● **WHAT THE TASK REQUIRES**: Wherever the word "bottom" appears in the entries, copy the whole line.

(Records that describe figures)
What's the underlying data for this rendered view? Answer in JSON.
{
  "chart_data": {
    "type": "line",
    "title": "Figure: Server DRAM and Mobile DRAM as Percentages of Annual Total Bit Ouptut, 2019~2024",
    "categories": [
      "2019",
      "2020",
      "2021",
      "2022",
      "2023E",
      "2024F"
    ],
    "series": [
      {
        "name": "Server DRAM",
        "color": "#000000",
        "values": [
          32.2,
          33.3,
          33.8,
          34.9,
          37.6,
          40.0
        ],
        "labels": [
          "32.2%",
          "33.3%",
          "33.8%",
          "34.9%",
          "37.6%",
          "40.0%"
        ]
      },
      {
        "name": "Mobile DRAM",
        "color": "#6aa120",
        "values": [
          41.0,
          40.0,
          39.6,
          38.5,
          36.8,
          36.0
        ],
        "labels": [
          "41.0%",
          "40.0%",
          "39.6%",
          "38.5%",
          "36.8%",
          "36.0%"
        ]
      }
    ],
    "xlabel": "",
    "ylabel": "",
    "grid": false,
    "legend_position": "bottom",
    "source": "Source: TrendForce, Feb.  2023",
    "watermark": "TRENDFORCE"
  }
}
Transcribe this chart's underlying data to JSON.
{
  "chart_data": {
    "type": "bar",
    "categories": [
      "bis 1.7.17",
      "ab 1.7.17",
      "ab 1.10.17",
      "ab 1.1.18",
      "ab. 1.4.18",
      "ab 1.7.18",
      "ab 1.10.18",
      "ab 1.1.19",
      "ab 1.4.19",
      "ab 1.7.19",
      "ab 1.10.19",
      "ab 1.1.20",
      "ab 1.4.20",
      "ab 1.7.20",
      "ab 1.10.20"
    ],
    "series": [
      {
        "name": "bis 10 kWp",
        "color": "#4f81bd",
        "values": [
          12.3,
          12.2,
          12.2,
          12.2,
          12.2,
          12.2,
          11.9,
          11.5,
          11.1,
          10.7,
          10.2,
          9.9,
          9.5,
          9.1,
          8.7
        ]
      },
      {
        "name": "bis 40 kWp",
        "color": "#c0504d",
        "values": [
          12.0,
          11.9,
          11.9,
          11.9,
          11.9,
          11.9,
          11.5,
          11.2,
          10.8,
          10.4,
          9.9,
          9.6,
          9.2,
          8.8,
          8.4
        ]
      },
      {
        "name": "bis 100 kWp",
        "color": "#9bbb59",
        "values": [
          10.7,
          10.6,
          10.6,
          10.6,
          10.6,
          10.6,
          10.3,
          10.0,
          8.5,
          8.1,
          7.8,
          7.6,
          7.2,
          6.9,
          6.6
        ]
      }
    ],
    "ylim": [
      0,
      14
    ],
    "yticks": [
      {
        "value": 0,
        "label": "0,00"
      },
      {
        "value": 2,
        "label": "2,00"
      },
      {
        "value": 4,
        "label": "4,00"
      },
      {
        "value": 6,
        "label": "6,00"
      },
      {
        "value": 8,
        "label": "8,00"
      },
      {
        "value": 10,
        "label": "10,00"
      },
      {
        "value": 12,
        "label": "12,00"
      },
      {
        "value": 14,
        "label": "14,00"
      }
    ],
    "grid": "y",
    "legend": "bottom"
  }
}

● **THE RESULT**:
    "legend_position": "bottom",
    "legend": "bottom"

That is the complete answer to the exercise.